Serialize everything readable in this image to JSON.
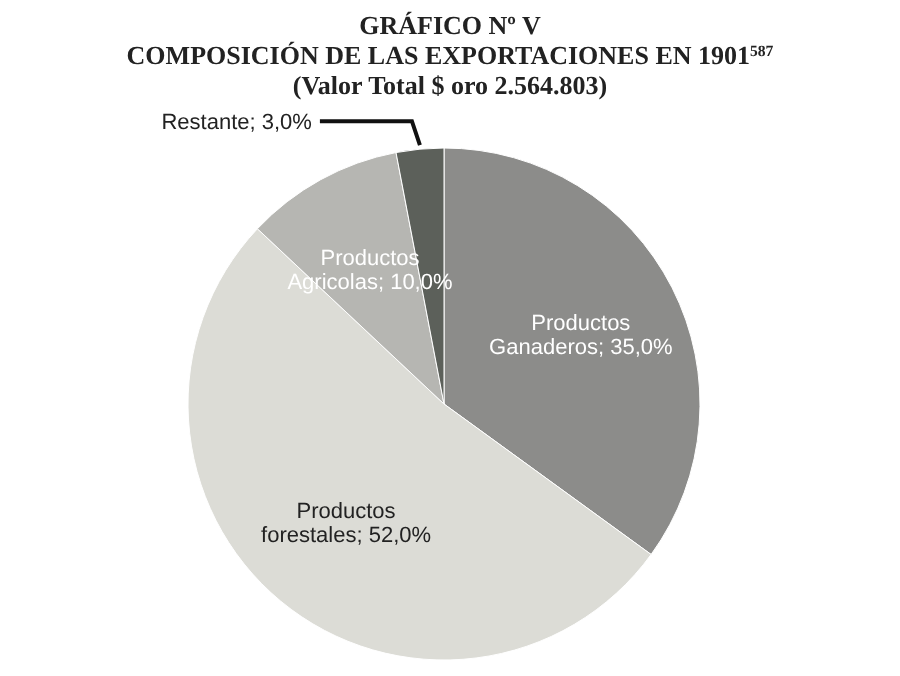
{
  "chart_data": {
    "type": "pie",
    "title": "GRÁFICO Nº V\nCOMPOSICIÓN DE LAS EXPORTACIONES EN 1901$^{587}$",
    "subtitle": "(Valor Total $ oro 2.564.803)",
    "categories": [
      "Productos Ganaderos",
      "Productos forestales",
      "Productos Agricolas",
      "Restante"
    ],
    "values": [
      35,
      52,
      10,
      3
    ],
    "value_labels": [
      "35,0%",
      "52,0%",
      "10,0%",
      "3,0%"
    ],
    "colors": [
      "#8c8c8a",
      "#dcdcd6",
      "#b6b6b2",
      "#5c605a"
    ]
  }
}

──────────────────────────────

## Your instructions
Your copy should match the entries exactly, minus the pictures.

## Written solution
Serialize everything readable in this image to JSON.
{
  "chart_data": {
    "type": "pie",
    "title": "GRÁFICO Nº V\nCOMPOSICIÓN DE LAS EXPORTACIONES EN 1901$^{587}$",
    "subtitle": "(Valor Total $ oro 2.564.803)",
    "categories": [
      "Productos Ganaderos",
      "Productos forestales",
      "Productos Agricolas",
      "Restante"
    ],
    "values": [
      35,
      52,
      10,
      3
    ],
    "value_labels": [
      "35,0%",
      "52,0%",
      "10,0%",
      "3,0%"
    ],
    "colors": [
      "#8c8c8a",
      "#dcdcd6",
      "#b6b6b2",
      "#5c605a"
    ]
  }
}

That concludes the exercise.